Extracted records
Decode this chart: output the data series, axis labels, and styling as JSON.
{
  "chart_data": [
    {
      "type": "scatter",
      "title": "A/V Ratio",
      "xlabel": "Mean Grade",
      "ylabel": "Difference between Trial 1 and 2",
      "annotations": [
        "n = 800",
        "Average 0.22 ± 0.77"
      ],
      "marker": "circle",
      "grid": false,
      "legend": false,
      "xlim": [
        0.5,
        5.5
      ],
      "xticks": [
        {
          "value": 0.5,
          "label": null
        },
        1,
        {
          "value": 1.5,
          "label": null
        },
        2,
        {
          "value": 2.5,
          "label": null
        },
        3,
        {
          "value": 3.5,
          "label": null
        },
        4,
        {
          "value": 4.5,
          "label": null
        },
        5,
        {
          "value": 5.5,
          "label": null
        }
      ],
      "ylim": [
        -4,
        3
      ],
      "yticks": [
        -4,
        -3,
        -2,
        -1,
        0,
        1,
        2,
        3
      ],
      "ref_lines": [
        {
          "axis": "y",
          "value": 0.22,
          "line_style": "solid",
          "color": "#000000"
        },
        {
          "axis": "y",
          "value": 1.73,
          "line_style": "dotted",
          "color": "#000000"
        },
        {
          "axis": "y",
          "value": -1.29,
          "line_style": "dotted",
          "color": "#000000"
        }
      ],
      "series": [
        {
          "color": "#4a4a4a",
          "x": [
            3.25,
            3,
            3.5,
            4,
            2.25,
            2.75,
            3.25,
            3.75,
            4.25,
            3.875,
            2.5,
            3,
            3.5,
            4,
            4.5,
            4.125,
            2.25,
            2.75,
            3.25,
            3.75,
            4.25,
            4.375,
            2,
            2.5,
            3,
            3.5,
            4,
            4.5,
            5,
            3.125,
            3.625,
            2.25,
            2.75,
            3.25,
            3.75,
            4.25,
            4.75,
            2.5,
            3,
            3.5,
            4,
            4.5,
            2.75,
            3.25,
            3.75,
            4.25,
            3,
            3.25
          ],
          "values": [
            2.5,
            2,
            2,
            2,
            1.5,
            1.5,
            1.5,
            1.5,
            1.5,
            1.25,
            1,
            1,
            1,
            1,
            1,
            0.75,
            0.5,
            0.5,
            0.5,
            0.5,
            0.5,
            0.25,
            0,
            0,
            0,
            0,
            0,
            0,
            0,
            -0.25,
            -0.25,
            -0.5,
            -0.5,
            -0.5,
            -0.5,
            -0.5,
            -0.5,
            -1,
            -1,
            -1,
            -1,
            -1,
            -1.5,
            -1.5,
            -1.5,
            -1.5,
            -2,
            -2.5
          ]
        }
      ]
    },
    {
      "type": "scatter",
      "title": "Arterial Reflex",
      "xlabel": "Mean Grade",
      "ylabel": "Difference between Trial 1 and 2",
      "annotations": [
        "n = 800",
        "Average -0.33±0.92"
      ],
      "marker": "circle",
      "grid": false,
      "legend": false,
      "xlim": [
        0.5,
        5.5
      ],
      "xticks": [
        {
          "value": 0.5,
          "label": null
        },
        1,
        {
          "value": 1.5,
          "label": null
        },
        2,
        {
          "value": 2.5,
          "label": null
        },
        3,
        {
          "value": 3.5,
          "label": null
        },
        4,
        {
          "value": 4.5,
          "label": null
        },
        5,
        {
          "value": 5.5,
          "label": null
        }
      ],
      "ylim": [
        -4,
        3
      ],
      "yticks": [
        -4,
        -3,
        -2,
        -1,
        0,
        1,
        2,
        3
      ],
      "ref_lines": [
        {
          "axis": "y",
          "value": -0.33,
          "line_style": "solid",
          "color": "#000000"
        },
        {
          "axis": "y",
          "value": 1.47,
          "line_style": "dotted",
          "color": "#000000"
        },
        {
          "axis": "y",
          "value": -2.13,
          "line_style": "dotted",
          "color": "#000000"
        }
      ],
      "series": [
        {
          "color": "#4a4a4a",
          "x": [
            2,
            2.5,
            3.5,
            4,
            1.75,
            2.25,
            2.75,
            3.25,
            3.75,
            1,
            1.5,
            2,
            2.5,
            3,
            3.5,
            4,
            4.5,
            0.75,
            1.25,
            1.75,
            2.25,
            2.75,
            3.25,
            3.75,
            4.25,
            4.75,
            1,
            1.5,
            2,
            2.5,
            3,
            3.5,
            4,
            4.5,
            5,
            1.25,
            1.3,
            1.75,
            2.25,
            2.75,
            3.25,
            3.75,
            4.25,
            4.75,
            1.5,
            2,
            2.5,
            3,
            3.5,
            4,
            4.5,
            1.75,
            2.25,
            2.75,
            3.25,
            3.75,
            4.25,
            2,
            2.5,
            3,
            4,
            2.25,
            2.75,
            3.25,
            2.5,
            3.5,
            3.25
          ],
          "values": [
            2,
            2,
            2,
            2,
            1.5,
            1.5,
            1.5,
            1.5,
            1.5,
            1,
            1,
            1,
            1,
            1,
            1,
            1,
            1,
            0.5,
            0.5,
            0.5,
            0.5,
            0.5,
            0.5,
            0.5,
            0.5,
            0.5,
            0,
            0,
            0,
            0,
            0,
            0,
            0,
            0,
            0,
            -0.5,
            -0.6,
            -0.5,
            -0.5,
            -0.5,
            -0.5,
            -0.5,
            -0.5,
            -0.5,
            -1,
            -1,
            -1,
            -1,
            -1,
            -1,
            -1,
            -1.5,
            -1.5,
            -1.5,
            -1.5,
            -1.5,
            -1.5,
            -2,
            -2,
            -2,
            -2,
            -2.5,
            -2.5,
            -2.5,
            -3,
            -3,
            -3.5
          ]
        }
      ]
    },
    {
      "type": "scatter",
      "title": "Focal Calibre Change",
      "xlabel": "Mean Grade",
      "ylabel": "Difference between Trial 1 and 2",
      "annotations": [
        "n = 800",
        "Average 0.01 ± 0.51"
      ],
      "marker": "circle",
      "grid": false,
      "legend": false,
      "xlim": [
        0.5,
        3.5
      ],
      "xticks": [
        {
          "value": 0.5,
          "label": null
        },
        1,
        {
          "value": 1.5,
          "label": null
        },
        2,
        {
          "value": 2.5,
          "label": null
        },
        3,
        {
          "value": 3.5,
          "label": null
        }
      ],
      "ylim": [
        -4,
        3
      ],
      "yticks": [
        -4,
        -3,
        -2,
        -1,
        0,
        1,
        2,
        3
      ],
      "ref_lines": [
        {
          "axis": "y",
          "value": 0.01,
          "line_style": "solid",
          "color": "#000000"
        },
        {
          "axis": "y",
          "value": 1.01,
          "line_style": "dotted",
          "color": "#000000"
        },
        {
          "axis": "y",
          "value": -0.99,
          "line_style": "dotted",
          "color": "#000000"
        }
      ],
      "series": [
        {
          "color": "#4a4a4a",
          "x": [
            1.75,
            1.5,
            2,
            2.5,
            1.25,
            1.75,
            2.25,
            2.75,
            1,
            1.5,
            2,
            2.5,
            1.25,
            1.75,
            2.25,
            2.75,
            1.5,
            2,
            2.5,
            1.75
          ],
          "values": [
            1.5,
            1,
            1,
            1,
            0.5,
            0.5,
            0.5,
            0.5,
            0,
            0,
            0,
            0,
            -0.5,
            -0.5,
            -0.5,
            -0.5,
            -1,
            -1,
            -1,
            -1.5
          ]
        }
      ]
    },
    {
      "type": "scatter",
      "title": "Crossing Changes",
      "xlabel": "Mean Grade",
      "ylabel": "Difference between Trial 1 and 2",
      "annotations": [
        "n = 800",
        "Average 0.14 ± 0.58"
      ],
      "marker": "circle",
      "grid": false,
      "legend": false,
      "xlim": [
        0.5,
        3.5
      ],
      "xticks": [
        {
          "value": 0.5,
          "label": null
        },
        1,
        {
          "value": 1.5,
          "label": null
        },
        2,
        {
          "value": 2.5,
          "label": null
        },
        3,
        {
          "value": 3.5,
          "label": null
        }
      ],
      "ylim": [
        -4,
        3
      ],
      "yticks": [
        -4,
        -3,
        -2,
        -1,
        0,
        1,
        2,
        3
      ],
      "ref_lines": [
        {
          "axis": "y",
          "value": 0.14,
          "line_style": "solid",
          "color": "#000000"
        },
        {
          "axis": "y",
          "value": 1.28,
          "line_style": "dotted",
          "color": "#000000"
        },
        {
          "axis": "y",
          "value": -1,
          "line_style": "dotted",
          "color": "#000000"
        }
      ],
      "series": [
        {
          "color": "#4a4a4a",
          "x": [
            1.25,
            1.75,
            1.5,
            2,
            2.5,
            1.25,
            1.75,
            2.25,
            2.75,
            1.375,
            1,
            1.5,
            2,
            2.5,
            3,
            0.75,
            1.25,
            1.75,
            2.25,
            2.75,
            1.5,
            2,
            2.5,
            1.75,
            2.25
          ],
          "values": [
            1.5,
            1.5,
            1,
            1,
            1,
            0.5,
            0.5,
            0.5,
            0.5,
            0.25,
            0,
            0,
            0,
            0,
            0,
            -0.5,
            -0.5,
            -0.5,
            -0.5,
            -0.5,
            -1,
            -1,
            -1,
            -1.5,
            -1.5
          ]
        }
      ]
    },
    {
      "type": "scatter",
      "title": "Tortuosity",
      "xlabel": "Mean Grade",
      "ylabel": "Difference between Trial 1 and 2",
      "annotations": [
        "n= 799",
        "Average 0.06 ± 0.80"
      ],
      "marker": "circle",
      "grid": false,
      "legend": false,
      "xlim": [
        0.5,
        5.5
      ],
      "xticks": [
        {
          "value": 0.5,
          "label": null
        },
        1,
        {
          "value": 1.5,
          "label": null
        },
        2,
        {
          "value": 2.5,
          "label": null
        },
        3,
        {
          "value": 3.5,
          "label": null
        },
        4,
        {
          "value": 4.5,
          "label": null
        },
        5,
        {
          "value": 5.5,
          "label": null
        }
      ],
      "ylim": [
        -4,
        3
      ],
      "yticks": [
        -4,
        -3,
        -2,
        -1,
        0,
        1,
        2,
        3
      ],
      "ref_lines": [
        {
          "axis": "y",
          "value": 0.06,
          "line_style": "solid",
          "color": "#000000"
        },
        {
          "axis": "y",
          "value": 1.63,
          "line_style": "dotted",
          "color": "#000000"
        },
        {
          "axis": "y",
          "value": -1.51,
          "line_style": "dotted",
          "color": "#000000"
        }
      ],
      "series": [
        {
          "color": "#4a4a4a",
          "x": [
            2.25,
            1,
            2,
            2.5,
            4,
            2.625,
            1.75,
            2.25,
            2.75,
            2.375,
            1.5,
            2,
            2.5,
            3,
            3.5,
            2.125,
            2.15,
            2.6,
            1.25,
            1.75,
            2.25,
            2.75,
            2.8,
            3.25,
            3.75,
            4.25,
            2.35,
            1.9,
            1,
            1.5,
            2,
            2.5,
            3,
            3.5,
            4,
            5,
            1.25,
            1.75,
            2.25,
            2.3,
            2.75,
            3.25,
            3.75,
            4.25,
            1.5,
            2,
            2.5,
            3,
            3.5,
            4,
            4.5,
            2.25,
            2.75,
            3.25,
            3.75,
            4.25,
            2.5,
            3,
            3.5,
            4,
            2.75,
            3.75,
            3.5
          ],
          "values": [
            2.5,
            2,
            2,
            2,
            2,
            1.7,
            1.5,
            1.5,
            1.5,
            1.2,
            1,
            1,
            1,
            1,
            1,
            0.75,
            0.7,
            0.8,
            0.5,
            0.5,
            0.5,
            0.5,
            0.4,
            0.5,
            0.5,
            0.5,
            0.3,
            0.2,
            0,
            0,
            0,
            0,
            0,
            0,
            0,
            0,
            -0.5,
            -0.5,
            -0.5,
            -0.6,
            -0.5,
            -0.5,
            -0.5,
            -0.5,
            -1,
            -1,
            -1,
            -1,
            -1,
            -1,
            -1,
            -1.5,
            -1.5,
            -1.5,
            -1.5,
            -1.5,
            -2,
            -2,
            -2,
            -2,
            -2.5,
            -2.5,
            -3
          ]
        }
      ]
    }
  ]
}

*Goal*: Go through the material and select each line with the string "title" in it.

*Exercise response*:
      "title": "A/V Ratio",
      "title": "Arterial Reflex",
      "title": "Focal Calibre Change",
      "title": "Crossing Changes",
      "title": "Tortuosity",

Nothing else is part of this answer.